*Text under study*
The irony of this comment, given that there is precisely nothing about Python itself as a language that makes it particularly suitable for "anything remotely scientific", is thick enough to spread on toast.
I can see the validity of such an argument for languages like R or Matlab or Julia (EDIT: or Fortran), wherein the languages were designed with scientific use cases in mind. Python is not in that category; it's rather in the category of Perl (EDIT: and not Fortran): languages that happened to be useful to scientists by happenstance, and around which a library ecosystem developed in support of that usefulness. No fundamental reason why Javascript would somehow be ineligible if Python is eligible.
JavaScript has a very weak standard library. The language & standard library lacks essentials like structural equality, until 2015 or so very weak class-based object-oriented programming, and to this day has numerous footguns that are tricky to remove without breaking the web, like `==`, `this` scoping, and Array.prototype.sort() being in-place.

Data items:
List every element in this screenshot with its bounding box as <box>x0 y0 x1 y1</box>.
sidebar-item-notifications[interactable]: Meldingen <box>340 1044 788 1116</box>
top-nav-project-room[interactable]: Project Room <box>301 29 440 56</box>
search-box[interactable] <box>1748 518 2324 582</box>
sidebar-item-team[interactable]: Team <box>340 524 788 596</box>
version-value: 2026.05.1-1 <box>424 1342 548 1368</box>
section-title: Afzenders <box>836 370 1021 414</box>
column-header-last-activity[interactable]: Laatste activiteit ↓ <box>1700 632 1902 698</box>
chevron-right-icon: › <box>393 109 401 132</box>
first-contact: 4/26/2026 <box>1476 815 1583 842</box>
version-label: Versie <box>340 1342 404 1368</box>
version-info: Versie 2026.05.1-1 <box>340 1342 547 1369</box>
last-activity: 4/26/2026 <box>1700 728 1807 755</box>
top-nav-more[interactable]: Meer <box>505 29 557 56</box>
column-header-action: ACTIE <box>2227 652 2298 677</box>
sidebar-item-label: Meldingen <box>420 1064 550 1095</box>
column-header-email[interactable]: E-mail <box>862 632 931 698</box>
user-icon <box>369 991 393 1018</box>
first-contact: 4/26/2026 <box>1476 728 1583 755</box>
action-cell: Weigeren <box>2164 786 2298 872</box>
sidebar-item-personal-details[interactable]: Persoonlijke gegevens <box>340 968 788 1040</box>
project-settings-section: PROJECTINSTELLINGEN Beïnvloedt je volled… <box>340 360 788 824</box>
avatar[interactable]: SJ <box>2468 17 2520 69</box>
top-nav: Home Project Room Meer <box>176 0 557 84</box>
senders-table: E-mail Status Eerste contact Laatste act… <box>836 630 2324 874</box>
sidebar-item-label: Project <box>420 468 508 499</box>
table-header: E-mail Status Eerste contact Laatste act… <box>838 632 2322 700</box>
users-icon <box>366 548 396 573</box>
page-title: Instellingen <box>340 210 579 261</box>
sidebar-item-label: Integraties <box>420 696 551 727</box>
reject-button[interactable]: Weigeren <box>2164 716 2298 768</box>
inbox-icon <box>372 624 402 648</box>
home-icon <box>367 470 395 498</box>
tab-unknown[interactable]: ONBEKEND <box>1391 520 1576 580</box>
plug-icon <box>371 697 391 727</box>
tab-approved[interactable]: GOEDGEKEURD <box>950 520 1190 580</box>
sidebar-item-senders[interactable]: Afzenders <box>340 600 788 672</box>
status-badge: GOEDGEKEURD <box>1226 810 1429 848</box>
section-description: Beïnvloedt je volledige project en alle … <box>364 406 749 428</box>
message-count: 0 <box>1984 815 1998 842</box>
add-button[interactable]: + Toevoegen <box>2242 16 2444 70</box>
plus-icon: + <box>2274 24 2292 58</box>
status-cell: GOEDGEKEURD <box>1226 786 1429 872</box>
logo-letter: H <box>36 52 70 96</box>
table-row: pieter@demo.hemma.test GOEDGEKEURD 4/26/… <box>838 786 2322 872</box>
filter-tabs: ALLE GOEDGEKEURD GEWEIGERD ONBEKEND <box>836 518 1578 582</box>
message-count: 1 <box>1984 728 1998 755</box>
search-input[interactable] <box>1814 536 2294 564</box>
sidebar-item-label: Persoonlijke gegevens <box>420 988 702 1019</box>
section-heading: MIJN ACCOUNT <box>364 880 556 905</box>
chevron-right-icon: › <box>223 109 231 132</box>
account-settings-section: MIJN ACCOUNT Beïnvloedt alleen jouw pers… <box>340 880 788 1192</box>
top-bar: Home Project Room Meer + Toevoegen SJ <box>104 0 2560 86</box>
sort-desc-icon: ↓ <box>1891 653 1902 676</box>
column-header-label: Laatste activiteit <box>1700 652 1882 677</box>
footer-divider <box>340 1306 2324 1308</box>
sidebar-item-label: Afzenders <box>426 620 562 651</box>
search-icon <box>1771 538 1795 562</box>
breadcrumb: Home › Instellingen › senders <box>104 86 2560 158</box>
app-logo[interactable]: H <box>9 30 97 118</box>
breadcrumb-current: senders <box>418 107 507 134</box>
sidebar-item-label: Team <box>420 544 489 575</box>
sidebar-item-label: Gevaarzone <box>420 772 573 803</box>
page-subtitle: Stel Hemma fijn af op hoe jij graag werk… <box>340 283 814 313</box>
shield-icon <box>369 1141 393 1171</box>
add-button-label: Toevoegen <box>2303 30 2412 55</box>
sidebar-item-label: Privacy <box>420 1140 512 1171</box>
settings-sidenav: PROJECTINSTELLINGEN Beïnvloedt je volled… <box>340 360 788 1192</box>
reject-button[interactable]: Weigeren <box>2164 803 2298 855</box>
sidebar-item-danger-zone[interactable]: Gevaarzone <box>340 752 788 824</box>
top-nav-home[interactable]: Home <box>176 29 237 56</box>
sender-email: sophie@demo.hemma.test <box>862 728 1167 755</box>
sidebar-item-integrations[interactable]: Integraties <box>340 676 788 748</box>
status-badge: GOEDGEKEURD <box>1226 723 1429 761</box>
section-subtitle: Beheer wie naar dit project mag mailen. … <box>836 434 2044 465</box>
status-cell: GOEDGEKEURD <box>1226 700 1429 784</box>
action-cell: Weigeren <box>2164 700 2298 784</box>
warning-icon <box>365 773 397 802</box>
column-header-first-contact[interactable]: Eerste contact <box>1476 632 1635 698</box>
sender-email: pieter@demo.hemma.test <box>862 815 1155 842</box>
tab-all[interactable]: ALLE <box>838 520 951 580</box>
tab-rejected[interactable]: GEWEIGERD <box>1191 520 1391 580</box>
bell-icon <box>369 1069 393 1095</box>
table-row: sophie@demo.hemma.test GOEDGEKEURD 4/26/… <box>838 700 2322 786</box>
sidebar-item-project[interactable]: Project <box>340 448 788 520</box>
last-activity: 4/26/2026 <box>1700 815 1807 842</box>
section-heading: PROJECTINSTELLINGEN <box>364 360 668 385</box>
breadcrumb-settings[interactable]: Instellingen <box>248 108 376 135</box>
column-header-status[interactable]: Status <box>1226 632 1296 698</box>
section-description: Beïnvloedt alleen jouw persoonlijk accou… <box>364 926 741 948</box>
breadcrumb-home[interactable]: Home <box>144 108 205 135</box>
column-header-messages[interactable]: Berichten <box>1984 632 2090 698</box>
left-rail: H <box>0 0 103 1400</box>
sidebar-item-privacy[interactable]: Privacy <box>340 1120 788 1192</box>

*Actions to take*
1. Reproduce verbatim the passage of the comment on Python and JavaScript that runs from "I can see the" up to and including "Array.prototype.sort() being in-place.".
2. In the comment on Python and JavaScript, which languages are named as designed with scientific use cases in mind?
3. Extend the comment on Python and JavaScript, picking up after its final sentence.

*Responses by task*
1.
I can see the validity of such an argument for languages like R or Matlab or Julia (EDIT: or Fortran), wherein the languages were designed with scientific use cases in mind. Python is not in that category; it's rather in the category of Perl (EDIT: and not Fortran): languages that happened to be useful to scientists by happenstance, and around which a library ecosystem developed in support of that usefulness. No fundamental reason why Javascript would somehow be ineligible if Python is eligible.
JavaScript has a very weak standard library. The language & standard library lacks essentials like structural equality, until 2015 or so very weak class-based object-oriented programming, and to this day has numerous footguns that are tricky to remove without breaking the web, like `==`, `this` scoping, and Array.prototype.sort() being in-place.

2. R, Matlab, Julia, and Fortran.

3.
JavaScript is turning complete and I prefer it’s semantics to the lawless land of Perl, but it ultimately does not serve its users as a general purpose programming language for getting things done - it serves the web foremost, and as a distant second there’s specialized programming environments like Node and Bun with priorities like “asynchronous” that struggle with POSIX/system scripting basics like fork(2), execve(2), working with files in simple ways. Don’t even get me started on FFI/calling into dynamic libraries, which is the bread and butter of scientific computing. FFI is in the stdlib in Ruby; but requires writing or compiling C++ for Node, or a monstrous stack of compilers for the web.
JavaScript is interesting because there are so many healthy alternative runtimes, but when it comes to getting things done with data, both Python and Ruby are much more straightforward and prioritize developer happiness & utility, instead of standardized web compatibility.
> Don’t even get me started on FFI/calling into dynamic libraries, which is the bread and butter of scientific computing.
Which is, incidentally, one of the things Bun provides.
Like you said: there are indeed healthy alternative runtimes. Said runtimes can (and often do) readily provide a richer standard library, or break web compatibility to resolve footguns, or what have you. Bun seems to be making good progress to that effect, and my point in the previous comment presupposes that it succeeds.
I can see based on your perspective that you haven't collaborated with hundreds of STEM professionals, postdocs, or researchers.
I can also see that your comment fails to address the meat of mine, despite being a reply to it.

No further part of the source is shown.